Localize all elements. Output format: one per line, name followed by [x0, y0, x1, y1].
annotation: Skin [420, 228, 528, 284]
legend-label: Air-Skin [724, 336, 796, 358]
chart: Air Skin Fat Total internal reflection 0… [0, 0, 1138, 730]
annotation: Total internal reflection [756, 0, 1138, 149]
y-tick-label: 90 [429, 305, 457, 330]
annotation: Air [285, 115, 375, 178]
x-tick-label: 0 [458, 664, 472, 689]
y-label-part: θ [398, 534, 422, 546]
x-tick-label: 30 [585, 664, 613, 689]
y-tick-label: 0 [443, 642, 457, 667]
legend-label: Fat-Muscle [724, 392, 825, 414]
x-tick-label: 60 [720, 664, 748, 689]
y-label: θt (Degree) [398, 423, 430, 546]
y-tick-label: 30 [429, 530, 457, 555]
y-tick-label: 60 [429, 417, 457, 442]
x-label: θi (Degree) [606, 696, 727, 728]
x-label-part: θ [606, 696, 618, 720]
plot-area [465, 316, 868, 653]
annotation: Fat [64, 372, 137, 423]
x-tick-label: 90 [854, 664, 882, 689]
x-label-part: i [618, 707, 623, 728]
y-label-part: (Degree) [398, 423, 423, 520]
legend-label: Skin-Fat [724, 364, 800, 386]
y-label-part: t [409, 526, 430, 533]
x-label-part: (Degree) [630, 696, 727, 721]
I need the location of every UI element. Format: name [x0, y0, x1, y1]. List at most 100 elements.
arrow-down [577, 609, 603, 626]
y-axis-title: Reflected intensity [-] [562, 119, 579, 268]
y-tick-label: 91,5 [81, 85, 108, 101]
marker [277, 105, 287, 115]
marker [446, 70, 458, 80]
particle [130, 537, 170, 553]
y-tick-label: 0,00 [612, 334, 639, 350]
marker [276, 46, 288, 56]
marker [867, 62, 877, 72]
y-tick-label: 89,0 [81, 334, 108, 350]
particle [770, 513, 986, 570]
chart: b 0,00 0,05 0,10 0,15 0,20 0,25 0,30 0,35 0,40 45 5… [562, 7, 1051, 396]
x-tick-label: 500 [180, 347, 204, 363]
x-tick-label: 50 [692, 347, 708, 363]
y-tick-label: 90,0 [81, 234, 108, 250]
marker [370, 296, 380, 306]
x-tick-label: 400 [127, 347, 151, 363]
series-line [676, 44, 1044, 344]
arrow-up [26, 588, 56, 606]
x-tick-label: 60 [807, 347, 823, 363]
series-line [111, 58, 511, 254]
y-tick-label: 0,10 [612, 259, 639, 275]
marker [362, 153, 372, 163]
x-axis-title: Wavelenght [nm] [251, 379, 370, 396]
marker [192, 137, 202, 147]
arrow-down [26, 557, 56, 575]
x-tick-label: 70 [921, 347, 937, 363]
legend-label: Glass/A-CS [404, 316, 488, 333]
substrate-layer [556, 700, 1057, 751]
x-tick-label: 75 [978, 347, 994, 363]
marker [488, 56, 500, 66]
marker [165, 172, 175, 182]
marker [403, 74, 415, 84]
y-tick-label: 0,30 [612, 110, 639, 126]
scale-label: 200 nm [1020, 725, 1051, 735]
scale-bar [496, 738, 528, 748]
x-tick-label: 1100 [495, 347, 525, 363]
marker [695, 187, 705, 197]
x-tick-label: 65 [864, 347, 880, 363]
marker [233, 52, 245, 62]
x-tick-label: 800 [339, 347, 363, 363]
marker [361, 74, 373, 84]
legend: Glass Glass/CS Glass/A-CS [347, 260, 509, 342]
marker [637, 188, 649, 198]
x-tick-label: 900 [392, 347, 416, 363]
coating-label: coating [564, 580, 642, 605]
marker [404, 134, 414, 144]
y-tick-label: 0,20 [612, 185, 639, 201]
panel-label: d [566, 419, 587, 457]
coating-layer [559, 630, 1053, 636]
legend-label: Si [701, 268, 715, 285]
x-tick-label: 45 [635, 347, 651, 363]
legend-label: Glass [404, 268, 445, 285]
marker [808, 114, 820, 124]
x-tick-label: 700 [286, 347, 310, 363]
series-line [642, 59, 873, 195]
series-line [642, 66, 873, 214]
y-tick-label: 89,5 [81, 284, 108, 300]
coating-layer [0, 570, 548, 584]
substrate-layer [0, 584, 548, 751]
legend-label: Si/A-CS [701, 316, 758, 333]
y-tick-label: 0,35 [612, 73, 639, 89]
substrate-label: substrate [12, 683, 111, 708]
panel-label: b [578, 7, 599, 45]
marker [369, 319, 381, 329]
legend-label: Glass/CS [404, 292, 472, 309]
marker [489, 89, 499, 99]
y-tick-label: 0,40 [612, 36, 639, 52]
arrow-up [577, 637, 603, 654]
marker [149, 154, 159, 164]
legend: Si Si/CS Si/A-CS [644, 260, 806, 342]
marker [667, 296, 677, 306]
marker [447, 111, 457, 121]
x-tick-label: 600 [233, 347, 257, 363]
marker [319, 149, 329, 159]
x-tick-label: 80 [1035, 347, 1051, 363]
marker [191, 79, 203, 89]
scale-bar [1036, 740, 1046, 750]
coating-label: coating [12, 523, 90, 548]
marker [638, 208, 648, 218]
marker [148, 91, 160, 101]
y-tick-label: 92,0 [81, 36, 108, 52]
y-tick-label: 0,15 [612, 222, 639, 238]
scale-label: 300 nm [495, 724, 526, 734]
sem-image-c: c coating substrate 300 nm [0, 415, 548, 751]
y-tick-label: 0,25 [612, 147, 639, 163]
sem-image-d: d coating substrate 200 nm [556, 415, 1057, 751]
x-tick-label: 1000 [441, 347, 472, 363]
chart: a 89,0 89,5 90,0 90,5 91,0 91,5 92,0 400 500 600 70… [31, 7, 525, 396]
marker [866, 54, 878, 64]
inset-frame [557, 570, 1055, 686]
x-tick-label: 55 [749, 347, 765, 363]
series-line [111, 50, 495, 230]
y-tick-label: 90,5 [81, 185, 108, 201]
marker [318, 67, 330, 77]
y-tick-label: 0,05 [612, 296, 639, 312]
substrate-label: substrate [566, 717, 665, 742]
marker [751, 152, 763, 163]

• • • •

* **EXERCISE BRIEF**
Copy every line of the entries above without any change.

* **THE RESULT**
Localize all elements. Output format: one per line, name followed by [x0, y0, x1, y1].
annotation: Skin [420, 228, 528, 284]
legend-label: Air-Skin [724, 336, 796, 358]
chart: Air Skin Fat Total internal reflection 0… [0, 0, 1138, 730]
annotation: Total internal reflection [756, 0, 1138, 149]
y-tick-label: 90 [429, 305, 457, 330]
annotation: Air [285, 115, 375, 178]
x-tick-label: 0 [458, 664, 472, 689]
y-label-part: θ [398, 534, 422, 546]
x-tick-label: 30 [585, 664, 613, 689]
y-tick-label: 0 [443, 642, 457, 667]
legend-label: Fat-Muscle [724, 392, 825, 414]
x-tick-label: 60 [720, 664, 748, 689]
y-label: θt (Degree) [398, 423, 430, 546]
y-tick-label: 30 [429, 530, 457, 555]
y-tick-label: 60 [429, 417, 457, 442]
x-label: θi (Degree) [606, 696, 727, 728]
x-label-part: θ [606, 696, 618, 720]
plot-area [465, 316, 868, 653]
annotation: Fat [64, 372, 137, 423]
x-tick-label: 90 [854, 664, 882, 689]
x-label-part: i [618, 707, 623, 728]
y-label-part: (Degree) [398, 423, 423, 520]
legend-label: Skin-Fat [724, 364, 800, 386]
y-label-part: t [409, 526, 430, 533]
x-label-part: (Degree) [630, 696, 727, 721]
I need the location of every UI element. Format: name [x0, y0, x1, y1]. List at most 100 elements.
arrow-down [577, 609, 603, 626]
y-axis-title: Reflected intensity [-] [562, 119, 579, 268]
y-tick-label: 91,5 [81, 85, 108, 101]
marker [277, 105, 287, 115]
marker [446, 70, 458, 80]
particle [130, 537, 170, 553]
y-tick-label: 0,00 [612, 334, 639, 350]
marker [276, 46, 288, 56]
marker [867, 62, 877, 72]
y-tick-label: 89,0 [81, 334, 108, 350]
particle [770, 513, 986, 570]
chart: b 0,00 0,05 0,10 0,15 0,20 0,25 0,30 0,35 0,40 45 5… [562, 7, 1051, 396]
x-tick-label: 500 [180, 347, 204, 363]
x-tick-label: 50 [692, 347, 708, 363]
y-tick-label: 90,0 [81, 234, 108, 250]
marker [370, 296, 380, 306]
x-tick-label: 400 [127, 347, 151, 363]
series-line [676, 44, 1044, 344]
arrow-up [26, 588, 56, 606]
x-tick-label: 60 [807, 347, 823, 363]
series-line [111, 58, 511, 254]
y-tick-label: 0,10 [612, 259, 639, 275]
marker [362, 153, 372, 163]
x-axis-title: Wavelenght [nm] [251, 379, 370, 396]
marker [192, 137, 202, 147]
arrow-down [26, 557, 56, 575]
x-tick-label: 70 [921, 347, 937, 363]
legend-label: Glass/A-CS [404, 316, 488, 333]
substrate-layer [556, 700, 1057, 751]
x-tick-label: 75 [978, 347, 994, 363]
marker [488, 56, 500, 66]
marker [165, 172, 175, 182]
marker [403, 74, 415, 84]
y-tick-label: 0,30 [612, 110, 639, 126]
scale-label: 200 nm [1020, 725, 1051, 735]
scale-bar [496, 738, 528, 748]
x-tick-label: 1100 [495, 347, 525, 363]
marker [695, 187, 705, 197]
x-tick-label: 65 [864, 347, 880, 363]
marker [233, 52, 245, 62]
x-tick-label: 800 [339, 347, 363, 363]
marker [361, 74, 373, 84]
legend: Glass Glass/CS Glass/A-CS [347, 260, 509, 342]
marker [637, 188, 649, 198]
x-tick-label: 900 [392, 347, 416, 363]
coating-label: coating [564, 580, 642, 605]
marker [404, 134, 414, 144]
y-tick-label: 0,20 [612, 185, 639, 201]
panel-label: d [566, 419, 587, 457]
coating-layer [559, 630, 1053, 636]
legend-label: Si [701, 268, 715, 285]
x-tick-label: 45 [635, 347, 651, 363]
legend-label: Glass [404, 268, 445, 285]
marker [808, 114, 820, 124]
x-tick-label: 700 [286, 347, 310, 363]
series-line [642, 59, 873, 195]
series-line [642, 66, 873, 214]
y-tick-label: 89,5 [81, 284, 108, 300]
coating-layer [0, 570, 548, 584]
substrate-layer [0, 584, 548, 751]
legend-label: Si/A-CS [701, 316, 758, 333]
y-tick-label: 0,35 [612, 73, 639, 89]
substrate-label: substrate [12, 683, 111, 708]
panel-label: b [578, 7, 599, 45]
marker [369, 319, 381, 329]
legend-label: Glass/CS [404, 292, 472, 309]
marker [489, 89, 499, 99]
y-tick-label: 0,40 [612, 36, 639, 52]
arrow-up [577, 637, 603, 654]
marker [149, 154, 159, 164]
legend: Si Si/CS Si/A-CS [644, 260, 806, 342]
marker [667, 296, 677, 306]
marker [447, 111, 457, 121]
x-tick-label: 600 [233, 347, 257, 363]
marker [319, 149, 329, 159]
x-tick-label: 80 [1035, 347, 1051, 363]
marker [191, 79, 203, 89]
scale-bar [1036, 740, 1046, 750]
coating-label: coating [12, 523, 90, 548]
marker [638, 208, 648, 218]
marker [148, 91, 160, 101]
y-tick-label: 92,0 [81, 36, 108, 52]
y-tick-label: 0,15 [612, 222, 639, 238]
scale-label: 300 nm [495, 724, 526, 734]
sem-image-c: c coating substrate 300 nm [0, 415, 548, 751]
y-tick-label: 0,25 [612, 147, 639, 163]
sem-image-d: d coating substrate 200 nm [556, 415, 1057, 751]
x-tick-label: 1000 [441, 347, 472, 363]
chart: a 89,0 89,5 90,0 90,5 91,0 91,5 92,0 400 500 600 70… [31, 7, 525, 396]
marker [866, 54, 878, 64]
inset-frame [557, 570, 1055, 686]
x-tick-label: 55 [749, 347, 765, 363]
series-line [111, 50, 495, 230]
y-tick-label: 90,5 [81, 185, 108, 201]
marker [318, 67, 330, 77]
y-tick-label: 0,05 [612, 296, 639, 312]
substrate-label: substrate [566, 717, 665, 742]
marker [751, 152, 763, 163]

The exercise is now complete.